[Start]

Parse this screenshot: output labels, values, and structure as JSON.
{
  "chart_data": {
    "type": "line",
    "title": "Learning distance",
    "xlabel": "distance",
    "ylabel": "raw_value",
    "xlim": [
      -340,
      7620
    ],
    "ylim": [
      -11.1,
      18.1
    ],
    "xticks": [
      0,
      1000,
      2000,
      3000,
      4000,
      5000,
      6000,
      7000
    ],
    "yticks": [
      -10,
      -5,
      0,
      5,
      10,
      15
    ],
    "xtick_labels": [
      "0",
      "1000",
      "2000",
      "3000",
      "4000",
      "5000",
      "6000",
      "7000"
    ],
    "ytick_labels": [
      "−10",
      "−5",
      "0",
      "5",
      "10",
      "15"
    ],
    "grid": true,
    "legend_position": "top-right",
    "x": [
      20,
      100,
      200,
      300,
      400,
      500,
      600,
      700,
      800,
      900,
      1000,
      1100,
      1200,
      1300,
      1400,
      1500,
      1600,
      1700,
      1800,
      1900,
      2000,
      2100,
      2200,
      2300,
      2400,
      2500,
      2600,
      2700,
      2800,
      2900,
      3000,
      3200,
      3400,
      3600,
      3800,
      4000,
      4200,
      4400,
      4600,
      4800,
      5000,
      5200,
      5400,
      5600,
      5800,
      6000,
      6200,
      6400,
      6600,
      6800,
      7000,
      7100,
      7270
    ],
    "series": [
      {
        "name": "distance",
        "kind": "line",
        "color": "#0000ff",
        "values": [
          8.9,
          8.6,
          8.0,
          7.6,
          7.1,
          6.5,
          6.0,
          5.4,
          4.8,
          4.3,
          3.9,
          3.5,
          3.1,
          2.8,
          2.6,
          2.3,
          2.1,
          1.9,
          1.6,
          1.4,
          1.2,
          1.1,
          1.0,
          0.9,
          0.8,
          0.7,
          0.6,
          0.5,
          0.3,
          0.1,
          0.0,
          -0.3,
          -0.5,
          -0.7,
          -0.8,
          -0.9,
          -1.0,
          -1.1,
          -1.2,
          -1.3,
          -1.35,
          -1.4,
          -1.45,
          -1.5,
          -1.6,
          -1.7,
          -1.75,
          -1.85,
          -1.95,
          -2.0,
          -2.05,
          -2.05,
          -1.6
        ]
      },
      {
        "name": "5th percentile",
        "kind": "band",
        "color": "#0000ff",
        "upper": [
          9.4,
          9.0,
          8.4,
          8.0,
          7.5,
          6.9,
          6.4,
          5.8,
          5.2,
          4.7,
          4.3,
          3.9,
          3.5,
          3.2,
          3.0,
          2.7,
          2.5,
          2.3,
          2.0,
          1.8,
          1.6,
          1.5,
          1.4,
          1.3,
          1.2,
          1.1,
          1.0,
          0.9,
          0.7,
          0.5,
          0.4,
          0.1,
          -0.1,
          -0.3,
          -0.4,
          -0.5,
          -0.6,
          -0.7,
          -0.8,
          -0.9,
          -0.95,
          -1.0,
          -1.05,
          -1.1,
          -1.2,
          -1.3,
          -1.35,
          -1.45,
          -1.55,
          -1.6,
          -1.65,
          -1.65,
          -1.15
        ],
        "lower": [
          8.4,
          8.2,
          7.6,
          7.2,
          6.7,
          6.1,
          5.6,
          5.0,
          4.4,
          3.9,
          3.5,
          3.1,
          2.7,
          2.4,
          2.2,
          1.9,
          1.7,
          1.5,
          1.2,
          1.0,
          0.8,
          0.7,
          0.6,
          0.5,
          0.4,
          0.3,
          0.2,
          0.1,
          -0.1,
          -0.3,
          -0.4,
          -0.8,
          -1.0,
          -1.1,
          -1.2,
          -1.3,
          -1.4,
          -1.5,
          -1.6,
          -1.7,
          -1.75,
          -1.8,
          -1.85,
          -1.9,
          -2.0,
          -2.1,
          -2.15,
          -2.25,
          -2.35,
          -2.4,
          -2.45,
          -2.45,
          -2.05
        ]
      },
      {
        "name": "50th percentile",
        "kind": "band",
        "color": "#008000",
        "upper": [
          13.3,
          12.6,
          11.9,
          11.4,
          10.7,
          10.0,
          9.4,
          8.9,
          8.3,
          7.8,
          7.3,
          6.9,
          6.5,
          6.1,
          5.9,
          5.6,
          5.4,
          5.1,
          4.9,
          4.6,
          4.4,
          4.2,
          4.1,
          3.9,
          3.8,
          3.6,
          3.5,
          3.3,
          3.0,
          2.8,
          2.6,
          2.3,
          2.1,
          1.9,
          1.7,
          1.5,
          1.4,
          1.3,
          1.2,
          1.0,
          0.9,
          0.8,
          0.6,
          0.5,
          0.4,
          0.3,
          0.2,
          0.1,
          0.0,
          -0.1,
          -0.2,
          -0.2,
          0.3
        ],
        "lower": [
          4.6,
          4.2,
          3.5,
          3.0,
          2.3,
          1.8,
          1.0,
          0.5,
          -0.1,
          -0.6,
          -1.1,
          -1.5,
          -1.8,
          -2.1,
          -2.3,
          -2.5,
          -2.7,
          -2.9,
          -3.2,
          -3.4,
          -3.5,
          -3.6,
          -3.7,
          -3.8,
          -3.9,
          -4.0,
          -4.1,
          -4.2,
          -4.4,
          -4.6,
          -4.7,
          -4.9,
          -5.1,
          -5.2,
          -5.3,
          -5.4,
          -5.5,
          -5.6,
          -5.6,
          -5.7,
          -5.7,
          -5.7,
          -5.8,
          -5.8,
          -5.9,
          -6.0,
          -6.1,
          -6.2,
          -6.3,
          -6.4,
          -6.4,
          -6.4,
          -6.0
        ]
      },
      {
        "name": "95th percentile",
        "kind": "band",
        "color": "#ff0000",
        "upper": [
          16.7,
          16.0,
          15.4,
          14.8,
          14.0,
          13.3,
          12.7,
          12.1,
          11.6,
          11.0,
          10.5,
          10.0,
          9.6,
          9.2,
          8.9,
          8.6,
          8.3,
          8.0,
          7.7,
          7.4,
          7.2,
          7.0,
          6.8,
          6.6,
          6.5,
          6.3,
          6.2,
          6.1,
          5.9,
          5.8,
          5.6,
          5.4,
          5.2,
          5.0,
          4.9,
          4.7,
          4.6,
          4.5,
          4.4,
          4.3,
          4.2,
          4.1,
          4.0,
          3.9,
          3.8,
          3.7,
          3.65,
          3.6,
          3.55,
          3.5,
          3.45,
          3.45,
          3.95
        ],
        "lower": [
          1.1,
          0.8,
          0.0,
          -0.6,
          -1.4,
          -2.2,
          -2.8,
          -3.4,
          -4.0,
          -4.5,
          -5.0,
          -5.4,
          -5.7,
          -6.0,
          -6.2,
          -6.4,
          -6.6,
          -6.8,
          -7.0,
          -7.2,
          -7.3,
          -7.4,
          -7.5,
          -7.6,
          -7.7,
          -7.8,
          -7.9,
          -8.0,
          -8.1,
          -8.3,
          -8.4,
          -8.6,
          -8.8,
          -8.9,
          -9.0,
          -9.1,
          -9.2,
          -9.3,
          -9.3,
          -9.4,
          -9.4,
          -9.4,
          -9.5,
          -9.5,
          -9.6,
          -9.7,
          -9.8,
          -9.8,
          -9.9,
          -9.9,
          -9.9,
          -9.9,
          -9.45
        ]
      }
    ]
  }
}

[End]

> Requirements
Your task is to print the whole listing again exactly.

> Solved problem
Parse this screenshot: output labels, values, and structure as JSON.
{
  "chart_data": {
    "type": "line",
    "title": "Learning distance",
    "xlabel": "distance",
    "ylabel": "raw_value",
    "xlim": [
      -340,
      7620
    ],
    "ylim": [
      -11.1,
      18.1
    ],
    "xticks": [
      0,
      1000,
      2000,
      3000,
      4000,
      5000,
      6000,
      7000
    ],
    "yticks": [
      -10,
      -5,
      0,
      5,
      10,
      15
    ],
    "xtick_labels": [
      "0",
      "1000",
      "2000",
      "3000",
      "4000",
      "5000",
      "6000",
      "7000"
    ],
    "ytick_labels": [
      "−10",
      "−5",
      "0",
      "5",
      "10",
      "15"
    ],
    "grid": true,
    "legend_position": "top-right",
    "x": [
      20,
      100,
      200,
      300,
      400,
      500,
      600,
      700,
      800,
      900,
      1000,
      1100,
      1200,
      1300,
      1400,
      1500,
      1600,
      1700,
      1800,
      1900,
      2000,
      2100,
      2200,
      2300,
      2400,
      2500,
      2600,
      2700,
      2800,
      2900,
      3000,
      3200,
      3400,
      3600,
      3800,
      4000,
      4200,
      4400,
      4600,
      4800,
      5000,
      5200,
      5400,
      5600,
      5800,
      6000,
      6200,
      6400,
      6600,
      6800,
      7000,
      7100,
      7270
    ],
    "series": [
      {
        "name": "distance",
        "kind": "line",
        "color": "#0000ff",
        "values": [
          8.9,
          8.6,
          8.0,
          7.6,
          7.1,
          6.5,
          6.0,
          5.4,
          4.8,
          4.3,
          3.9,
          3.5,
          3.1,
          2.8,
          2.6,
          2.3,
          2.1,
          1.9,
          1.6,
          1.4,
          1.2,
          1.1,
          1.0,
          0.9,
          0.8,
          0.7,
          0.6,
          0.5,
          0.3,
          0.1,
          0.0,
          -0.3,
          -0.5,
          -0.7,
          -0.8,
          -0.9,
          -1.0,
          -1.1,
          -1.2,
          -1.3,
          -1.35,
          -1.4,
          -1.45,
          -1.5,
          -1.6,
          -1.7,
          -1.75,
          -1.85,
          -1.95,
          -2.0,
          -2.05,
          -2.05,
          -1.6
        ]
      },
      {
        "name": "5th percentile",
        "kind": "band",
        "color": "#0000ff",
        "upper": [
          9.4,
          9.0,
          8.4,
          8.0,
          7.5,
          6.9,
          6.4,
          5.8,
          5.2,
          4.7,
          4.3,
          3.9,
          3.5,
          3.2,
          3.0,
          2.7,
          2.5,
          2.3,
          2.0,
          1.8,
          1.6,
          1.5,
          1.4,
          1.3,
          1.2,
          1.1,
          1.0,
          0.9,
          0.7,
          0.5,
          0.4,
          0.1,
          -0.1,
          -0.3,
          -0.4,
          -0.5,
          -0.6,
          -0.7,
          -0.8,
          -0.9,
          -0.95,
          -1.0,
          -1.05,
          -1.1,
          -1.2,
          -1.3,
          -1.35,
          -1.45,
          -1.55,
          -1.6,
          -1.65,
          -1.65,
          -1.15
        ],
        "lower": [
          8.4,
          8.2,
          7.6,
          7.2,
          6.7,
          6.1,
          5.6,
          5.0,
          4.4,
          3.9,
          3.5,
          3.1,
          2.7,
          2.4,
          2.2,
          1.9,
          1.7,
          1.5,
          1.2,
          1.0,
          0.8,
          0.7,
          0.6,
          0.5,
          0.4,
          0.3,
          0.2,
          0.1,
          -0.1,
          -0.3,
          -0.4,
          -0.8,
          -1.0,
          -1.1,
          -1.2,
          -1.3,
          -1.4,
          -1.5,
          -1.6,
          -1.7,
          -1.75,
          -1.8,
          -1.85,
          -1.9,
          -2.0,
          -2.1,
          -2.15,
          -2.25,
          -2.35,
          -2.4,
          -2.45,
          -2.45,
          -2.05
        ]
      },
      {
        "name": "50th percentile",
        "kind": "band",
        "color": "#008000",
        "upper": [
          13.3,
          12.6,
          11.9,
          11.4,
          10.7,
          10.0,
          9.4,
          8.9,
          8.3,
          7.8,
          7.3,
          6.9,
          6.5,
          6.1,
          5.9,
          5.6,
          5.4,
          5.1,
          4.9,
          4.6,
          4.4,
          4.2,
          4.1,
          3.9,
          3.8,
          3.6,
          3.5,
          3.3,
          3.0,
          2.8,
          2.6,
          2.3,
          2.1,
          1.9,
          1.7,
          1.5,
          1.4,
          1.3,
          1.2,
          1.0,
          0.9,
          0.8,
          0.6,
          0.5,
          0.4,
          0.3,
          0.2,
          0.1,
          0.0,
          -0.1,
          -0.2,
          -0.2,
          0.3
        ],
        "lower": [
          4.6,
          4.2,
          3.5,
          3.0,
          2.3,
          1.8,
          1.0,
          0.5,
          -0.1,
          -0.6,
          -1.1,
          -1.5,
          -1.8,
          -2.1,
          -2.3,
          -2.5,
          -2.7,
          -2.9,
          -3.2,
          -3.4,
          -3.5,
          -3.6,
          -3.7,
          -3.8,
          -3.9,
          -4.0,
          -4.1,
          -4.2,
          -4.4,
          -4.6,
          -4.7,
          -4.9,
          -5.1,
          -5.2,
          -5.3,
          -5.4,
          -5.5,
          -5.6,
          -5.6,
          -5.7,
          -5.7,
          -5.7,
          -5.8,
          -5.8,
          -5.9,
          -6.0,
          -6.1,
          -6.2,
          -6.3,
          -6.4,
          -6.4,
          -6.4,
          -6.0
        ]
      },
      {
        "name": "95th percentile",
        "kind": "band",
        "color": "#ff0000",
        "upper": [
          16.7,
          16.0,
          15.4,
          14.8,
          14.0,
          13.3,
          12.7,
          12.1,
          11.6,
          11.0,
          10.5,
          10.0,
          9.6,
          9.2,
          8.9,
          8.6,
          8.3,
          8.0,
          7.7,
          7.4,
          7.2,
          7.0,
          6.8,
          6.6,
          6.5,
          6.3,
          6.2,
          6.1,
          5.9,
          5.8,
          5.6,
          5.4,
          5.2,
          5.0,
          4.9,
          4.7,
          4.6,
          4.5,
          4.4,
          4.3,
          4.2,
          4.1,
          4.0,
          3.9,
          3.8,
          3.7,
          3.65,
          3.6,
          3.55,
          3.5,
          3.45,
          3.45,
          3.95
        ],
        "lower": [
          1.1,
          0.8,
          0.0,
          -0.6,
          -1.4,
          -2.2,
          -2.8,
          -3.4,
          -4.0,
          -4.5,
          -5.0,
          -5.4,
          -5.7,
          -6.0,
          -6.2,
          -6.4,
          -6.6,
          -6.8,
          -7.0,
          -7.2,
          -7.3,
          -7.4,
          -7.5,
          -7.6,
          -7.7,
          -7.8,
          -7.9,
          -8.0,
          -8.1,
          -8.3,
          -8.4,
          -8.6,
          -8.8,
          -8.9,
          -9.0,
          -9.1,
          -9.2,
          -9.3,
          -9.3,
          -9.4,
          -9.4,
          -9.4,
          -9.5,
          -9.5,
          -9.6,
          -9.7,
          -9.8,
          -9.8,
          -9.9,
          -9.9,
          -9.9,
          -9.9,
          -9.45
        ]
      }
    ]
  }
}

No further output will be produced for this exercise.